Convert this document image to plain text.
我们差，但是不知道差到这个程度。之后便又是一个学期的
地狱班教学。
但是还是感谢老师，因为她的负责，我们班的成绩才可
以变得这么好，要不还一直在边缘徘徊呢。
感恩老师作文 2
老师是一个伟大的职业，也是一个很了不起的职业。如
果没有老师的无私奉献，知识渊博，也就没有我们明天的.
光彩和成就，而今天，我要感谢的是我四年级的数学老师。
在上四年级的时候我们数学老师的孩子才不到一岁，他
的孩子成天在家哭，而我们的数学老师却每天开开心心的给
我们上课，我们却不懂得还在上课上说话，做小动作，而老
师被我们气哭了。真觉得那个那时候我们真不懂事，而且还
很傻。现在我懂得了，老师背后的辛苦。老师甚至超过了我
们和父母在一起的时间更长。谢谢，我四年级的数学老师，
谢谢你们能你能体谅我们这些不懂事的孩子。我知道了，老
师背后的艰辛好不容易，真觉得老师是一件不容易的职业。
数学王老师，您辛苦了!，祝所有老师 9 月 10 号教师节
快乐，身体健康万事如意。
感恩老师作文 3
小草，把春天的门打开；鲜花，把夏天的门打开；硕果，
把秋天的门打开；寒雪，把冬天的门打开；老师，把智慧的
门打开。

++++++++

* [Work required]:
Repeat the material above in full, exactly as it stands.

* [Result of the exercise]:
Convert this document image to plain text.
我们差，但是不知道差到这个程度。之后便又是一个学期的
地狱班教学。
但是还是感谢老师，因为她的负责，我们班的成绩才可
以变得这么好，要不还一直在边缘徘徊呢。
感恩老师作文 2
老师是一个伟大的职业，也是一个很了不起的职业。如
果没有老师的无私奉献，知识渊博，也就没有我们明天的.
光彩和成就，而今天，我要感谢的是我四年级的数学老师。
在上四年级的时候我们数学老师的孩子才不到一岁，他
的孩子成天在家哭，而我们的数学老师却每天开开心心的给
我们上课，我们却不懂得还在上课上说话，做小动作，而老
师被我们气哭了。真觉得那个那时候我们真不懂事，而且还
很傻。现在我懂得了，老师背后的辛苦。老师甚至超过了我
们和父母在一起的时间更长。谢谢，我四年级的数学老师，
谢谢你们能你能体谅我们这些不懂事的孩子。我知道了，老
师背后的艰辛好不容易，真觉得老师是一件不容易的职业。
数学王老师，您辛苦了!，祝所有老师 9 月 10 号教师节
快乐，身体健康万事如意。
感恩老师作文 3
小草，把春天的门打开；鲜花，把夏天的门打开；硕果，
把秋天的门打开；寒雪，把冬天的门打开；老师，把智慧的
门打开。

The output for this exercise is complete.